__What the task asks__
Write out the entire listing below exactly as it appears, minus any pictures.

---------- Input ----------

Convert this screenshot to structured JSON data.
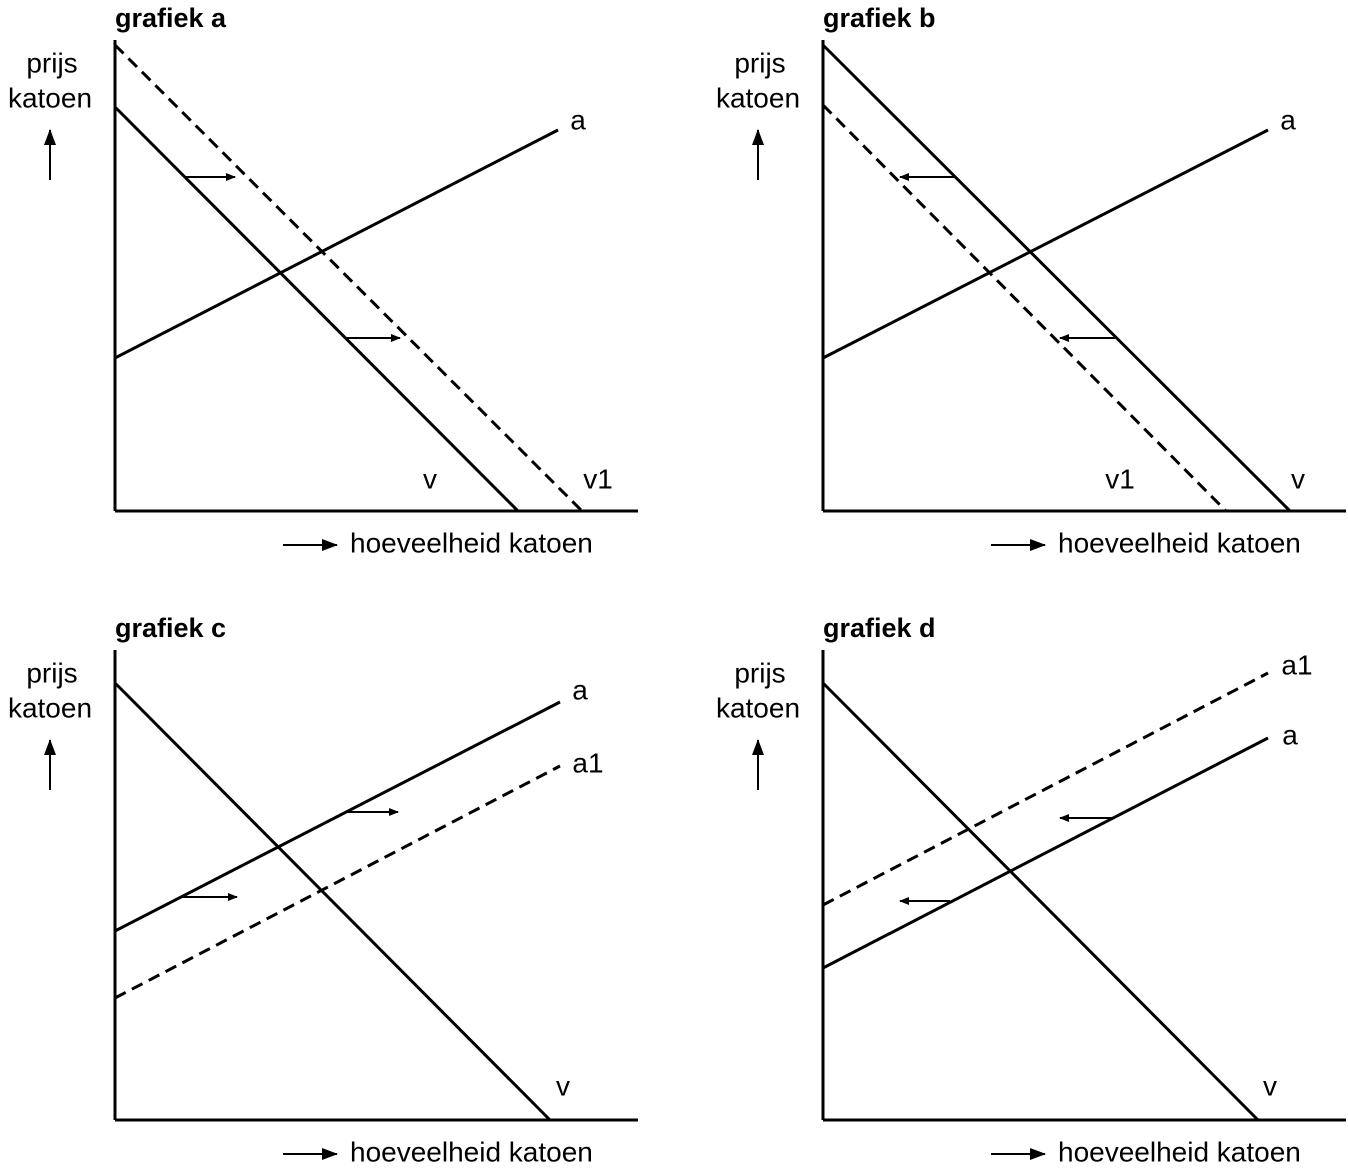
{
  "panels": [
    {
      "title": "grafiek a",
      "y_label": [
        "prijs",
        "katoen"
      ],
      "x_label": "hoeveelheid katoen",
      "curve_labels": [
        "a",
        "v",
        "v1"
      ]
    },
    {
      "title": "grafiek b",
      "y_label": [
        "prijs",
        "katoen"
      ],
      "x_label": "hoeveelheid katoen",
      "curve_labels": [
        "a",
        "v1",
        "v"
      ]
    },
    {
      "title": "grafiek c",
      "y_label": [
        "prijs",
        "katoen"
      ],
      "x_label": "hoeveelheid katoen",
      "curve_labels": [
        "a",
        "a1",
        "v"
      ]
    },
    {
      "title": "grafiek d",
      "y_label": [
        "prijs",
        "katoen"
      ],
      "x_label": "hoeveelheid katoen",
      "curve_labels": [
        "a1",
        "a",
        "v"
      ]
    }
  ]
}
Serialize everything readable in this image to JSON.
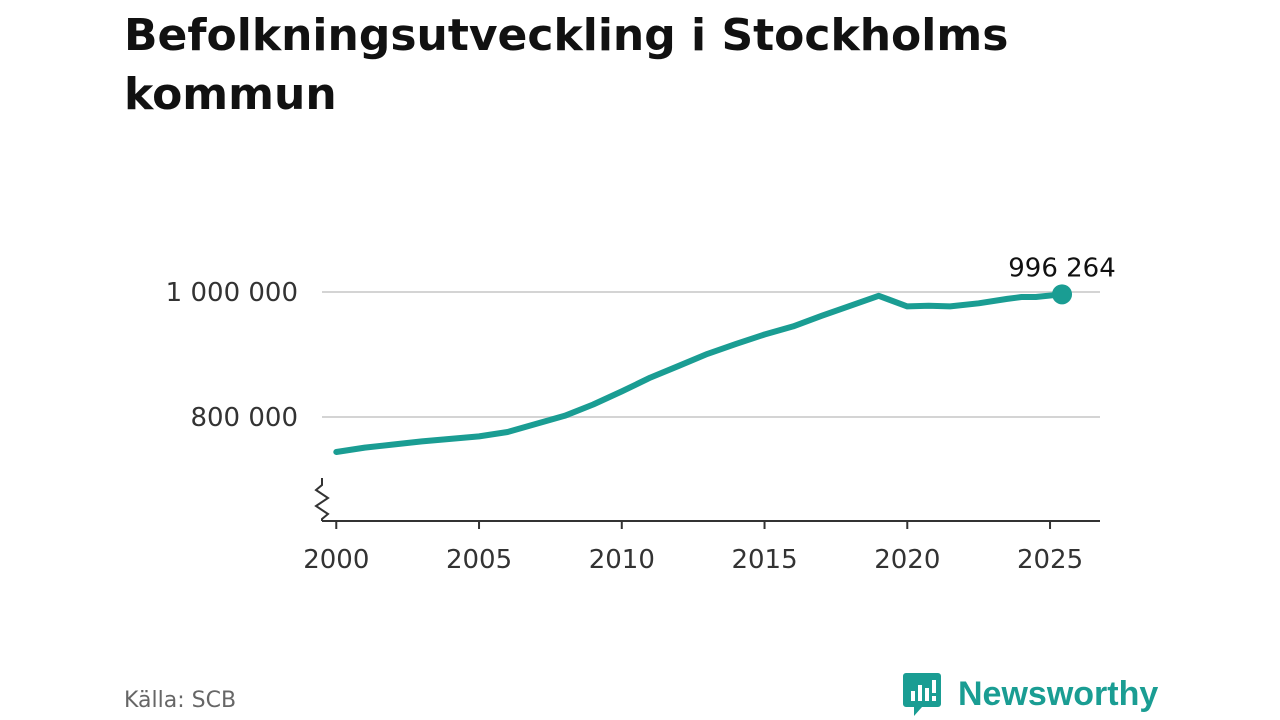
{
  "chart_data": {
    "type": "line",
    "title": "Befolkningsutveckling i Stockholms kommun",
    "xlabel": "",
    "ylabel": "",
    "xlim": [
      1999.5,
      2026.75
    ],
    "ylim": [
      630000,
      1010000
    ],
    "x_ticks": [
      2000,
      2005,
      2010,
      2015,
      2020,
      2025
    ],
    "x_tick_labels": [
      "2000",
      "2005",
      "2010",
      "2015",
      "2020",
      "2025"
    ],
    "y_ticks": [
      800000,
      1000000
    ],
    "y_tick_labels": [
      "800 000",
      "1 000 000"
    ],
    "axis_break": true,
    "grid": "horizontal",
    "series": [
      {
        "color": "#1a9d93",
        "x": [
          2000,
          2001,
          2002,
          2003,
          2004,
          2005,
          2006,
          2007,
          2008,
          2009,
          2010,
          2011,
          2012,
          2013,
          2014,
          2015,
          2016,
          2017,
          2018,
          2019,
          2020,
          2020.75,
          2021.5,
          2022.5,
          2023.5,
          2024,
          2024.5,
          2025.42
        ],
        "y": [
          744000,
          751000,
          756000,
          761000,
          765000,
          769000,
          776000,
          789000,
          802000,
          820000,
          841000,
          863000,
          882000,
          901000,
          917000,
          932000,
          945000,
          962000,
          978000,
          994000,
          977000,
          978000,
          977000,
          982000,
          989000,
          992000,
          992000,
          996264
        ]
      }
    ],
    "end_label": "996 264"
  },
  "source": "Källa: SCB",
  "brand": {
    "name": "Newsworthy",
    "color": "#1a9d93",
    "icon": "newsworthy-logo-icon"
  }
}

----------

__Full solution__
Convert this screenshot to structured JSON data.
{
  "panels": [
    {
      "title": "grafiek a",
      "y_label": [
        "prijs",
        "katoen"
      ],
      "x_label": "hoeveelheid katoen",
      "curve_labels": [
        "a",
        "v",
        "v1"
      ]
    },
    {
      "title": "grafiek b",
      "y_label": [
        "prijs",
        "katoen"
      ],
      "x_label": "hoeveelheid katoen",
      "curve_labels": [
        "a",
        "v1",
        "v"
      ]
    },
    {
      "title": "grafiek c",
      "y_label": [
        "prijs",
        "katoen"
      ],
      "x_label": "hoeveelheid katoen",
      "curve_labels": [
        "a",
        "a1",
        "v"
      ]
    },
    {
      "title": "grafiek d",
      "y_label": [
        "prijs",
        "katoen"
      ],
      "x_label": "hoeveelheid katoen",
      "curve_labels": [
        "a1",
        "a",
        "v"
      ]
    }
  ]
}
Serialize everything readable in this image to JSON.
{
  "chart_data": {
    "type": "line",
    "title": "Befolkningsutveckling i Stockholms kommun",
    "xlabel": "",
    "ylabel": "",
    "xlim": [
      1999.5,
      2026.75
    ],
    "ylim": [
      630000,
      1010000
    ],
    "x_ticks": [
      2000,
      2005,
      2010,
      2015,
      2020,
      2025
    ],
    "x_tick_labels": [
      "2000",
      "2005",
      "2010",
      "2015",
      "2020",
      "2025"
    ],
    "y_ticks": [
      800000,
      1000000
    ],
    "y_tick_labels": [
      "800 000",
      "1 000 000"
    ],
    "axis_break": true,
    "grid": "horizontal",
    "series": [
      {
        "color": "#1a9d93",
        "x": [
          2000,
          2001,
          2002,
          2003,
          2004,
          2005,
          2006,
          2007,
          2008,
          2009,
          2010,
          2011,
          2012,
          2013,
          2014,
          2015,
          2016,
          2017,
          2018,
          2019,
          2020,
          2020.75,
          2021.5,
          2022.5,
          2023.5,
          2024,
          2024.5,
          2025.42
        ],
        "y": [
          744000,
          751000,
          756000,
          761000,
          765000,
          769000,
          776000,
          789000,
          802000,
          820000,
          841000,
          863000,
          882000,
          901000,
          917000,
          932000,
          945000,
          962000,
          978000,
          994000,
          977000,
          978000,
          977000,
          982000,
          989000,
          992000,
          992000,
          996264
        ]
      }
    ],
    "end_label": "996 264"
  },
  "source": "Källa: SCB",
  "brand": {
    "name": "Newsworthy",
    "color": "#1a9d93",
    "icon": "newsworthy-logo-icon"
  }
}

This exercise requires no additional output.